_Set task_: Without omitting anything, retype the data that follows.

_Listing_:
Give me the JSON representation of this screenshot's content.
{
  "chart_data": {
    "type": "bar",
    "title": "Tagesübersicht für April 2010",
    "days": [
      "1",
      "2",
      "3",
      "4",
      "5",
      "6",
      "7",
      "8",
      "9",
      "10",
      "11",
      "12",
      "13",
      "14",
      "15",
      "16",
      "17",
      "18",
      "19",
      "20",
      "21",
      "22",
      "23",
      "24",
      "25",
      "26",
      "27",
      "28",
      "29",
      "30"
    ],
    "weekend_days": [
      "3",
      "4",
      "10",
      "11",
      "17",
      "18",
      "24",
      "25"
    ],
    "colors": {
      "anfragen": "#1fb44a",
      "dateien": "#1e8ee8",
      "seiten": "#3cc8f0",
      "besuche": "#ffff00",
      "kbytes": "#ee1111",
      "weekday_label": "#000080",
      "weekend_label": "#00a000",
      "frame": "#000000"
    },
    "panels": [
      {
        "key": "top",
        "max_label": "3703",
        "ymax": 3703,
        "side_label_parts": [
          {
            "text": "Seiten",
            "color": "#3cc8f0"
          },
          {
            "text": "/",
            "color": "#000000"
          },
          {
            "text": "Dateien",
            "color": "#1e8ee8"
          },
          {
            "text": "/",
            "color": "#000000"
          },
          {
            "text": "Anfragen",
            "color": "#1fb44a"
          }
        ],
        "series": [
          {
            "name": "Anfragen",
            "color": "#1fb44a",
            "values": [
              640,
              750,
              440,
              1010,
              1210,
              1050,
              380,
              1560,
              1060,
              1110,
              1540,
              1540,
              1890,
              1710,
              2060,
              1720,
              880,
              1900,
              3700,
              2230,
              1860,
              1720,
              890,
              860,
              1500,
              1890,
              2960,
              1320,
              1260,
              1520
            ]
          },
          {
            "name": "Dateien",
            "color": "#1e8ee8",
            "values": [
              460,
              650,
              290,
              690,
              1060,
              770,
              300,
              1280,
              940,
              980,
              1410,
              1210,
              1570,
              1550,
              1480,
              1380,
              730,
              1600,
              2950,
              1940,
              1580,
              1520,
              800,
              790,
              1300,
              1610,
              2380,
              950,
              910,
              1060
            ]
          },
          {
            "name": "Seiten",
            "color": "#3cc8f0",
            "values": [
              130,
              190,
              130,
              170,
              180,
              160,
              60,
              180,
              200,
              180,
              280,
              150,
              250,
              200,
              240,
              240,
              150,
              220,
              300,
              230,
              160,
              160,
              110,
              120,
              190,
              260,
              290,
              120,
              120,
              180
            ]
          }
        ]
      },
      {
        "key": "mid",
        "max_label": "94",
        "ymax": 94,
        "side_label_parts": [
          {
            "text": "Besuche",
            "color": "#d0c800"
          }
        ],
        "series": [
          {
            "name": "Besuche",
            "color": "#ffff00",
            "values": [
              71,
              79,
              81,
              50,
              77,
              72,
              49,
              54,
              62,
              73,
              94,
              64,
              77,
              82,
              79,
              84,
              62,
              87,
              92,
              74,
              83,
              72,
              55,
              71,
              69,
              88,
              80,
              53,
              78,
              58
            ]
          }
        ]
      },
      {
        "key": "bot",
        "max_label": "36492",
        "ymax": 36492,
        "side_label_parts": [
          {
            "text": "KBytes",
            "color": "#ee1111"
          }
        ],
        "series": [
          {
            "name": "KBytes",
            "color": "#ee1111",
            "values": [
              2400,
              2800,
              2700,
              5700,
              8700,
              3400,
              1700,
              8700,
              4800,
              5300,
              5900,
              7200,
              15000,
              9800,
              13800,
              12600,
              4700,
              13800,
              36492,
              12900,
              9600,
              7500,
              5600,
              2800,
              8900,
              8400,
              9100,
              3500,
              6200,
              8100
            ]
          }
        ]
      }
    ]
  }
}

_Task result_:
Give me the JSON representation of this screenshot's content.
{
  "chart_data": {
    "type": "bar",
    "title": "Tagesübersicht für April 2010",
    "days": [
      "1",
      "2",
      "3",
      "4",
      "5",
      "6",
      "7",
      "8",
      "9",
      "10",
      "11",
      "12",
      "13",
      "14",
      "15",
      "16",
      "17",
      "18",
      "19",
      "20",
      "21",
      "22",
      "23",
      "24",
      "25",
      "26",
      "27",
      "28",
      "29",
      "30"
    ],
    "weekend_days": [
      "3",
      "4",
      "10",
      "11",
      "17",
      "18",
      "24",
      "25"
    ],
    "colors": {
      "anfragen": "#1fb44a",
      "dateien": "#1e8ee8",
      "seiten": "#3cc8f0",
      "besuche": "#ffff00",
      "kbytes": "#ee1111",
      "weekday_label": "#000080",
      "weekend_label": "#00a000",
      "frame": "#000000"
    },
    "panels": [
      {
        "key": "top",
        "max_label": "3703",
        "ymax": 3703,
        "side_label_parts": [
          {
            "text": "Seiten",
            "color": "#3cc8f0"
          },
          {
            "text": "/",
            "color": "#000000"
          },
          {
            "text": "Dateien",
            "color": "#1e8ee8"
          },
          {
            "text": "/",
            "color": "#000000"
          },
          {
            "text": "Anfragen",
            "color": "#1fb44a"
          }
        ],
        "series": [
          {
            "name": "Anfragen",
            "color": "#1fb44a",
            "values": [
              640,
              750,
              440,
              1010,
              1210,
              1050,
              380,
              1560,
              1060,
              1110,
              1540,
              1540,
              1890,
              1710,
              2060,
              1720,
              880,
              1900,
              3700,
              2230,
              1860,
              1720,
              890,
              860,
              1500,
              1890,
              2960,
              1320,
              1260,
              1520
            ]
          },
          {
            "name": "Dateien",
            "color": "#1e8ee8",
            "values": [
              460,
              650,
              290,
              690,
              1060,
              770,
              300,
              1280,
              940,
              980,
              1410,
              1210,
              1570,
              1550,
              1480,
              1380,
              730,
              1600,
              2950,
              1940,
              1580,
              1520,
              800,
              790,
              1300,
              1610,
              2380,
              950,
              910,
              1060
            ]
          },
          {
            "name": "Seiten",
            "color": "#3cc8f0",
            "values": [
              130,
              190,
              130,
              170,
              180,
              160,
              60,
              180,
              200,
              180,
              280,
              150,
              250,
              200,
              240,
              240,
              150,
              220,
              300,
              230,
              160,
              160,
              110,
              120,
              190,
              260,
              290,
              120,
              120,
              180
            ]
          }
        ]
      },
      {
        "key": "mid",
        "max_label": "94",
        "ymax": 94,
        "side_label_parts": [
          {
            "text": "Besuche",
            "color": "#d0c800"
          }
        ],
        "series": [
          {
            "name": "Besuche",
            "color": "#ffff00",
            "values": [
              71,
              79,
              81,
              50,
              77,
              72,
              49,
              54,
              62,
              73,
              94,
              64,
              77,
              82,
              79,
              84,
              62,
              87,
              92,
              74,
              83,
              72,
              55,
              71,
              69,
              88,
              80,
              53,
              78,
              58
            ]
          }
        ]
      },
      {
        "key": "bot",
        "max_label": "36492",
        "ymax": 36492,
        "side_label_parts": [
          {
            "text": "KBytes",
            "color": "#ee1111"
          }
        ],
        "series": [
          {
            "name": "KBytes",
            "color": "#ee1111",
            "values": [
              2400,
              2800,
              2700,
              5700,
              8700,
              3400,
              1700,
              8700,
              4800,
              5300,
              5900,
              7200,
              15000,
              9800,
              13800,
              12600,
              4700,
              13800,
              36492,
              12900,
              9600,
              7500,
              5600,
              2800,
              8900,
              8400,
              9100,
              3500,
              6200,
              8100
            ]
          }
        ]
      }
    ]
  }
}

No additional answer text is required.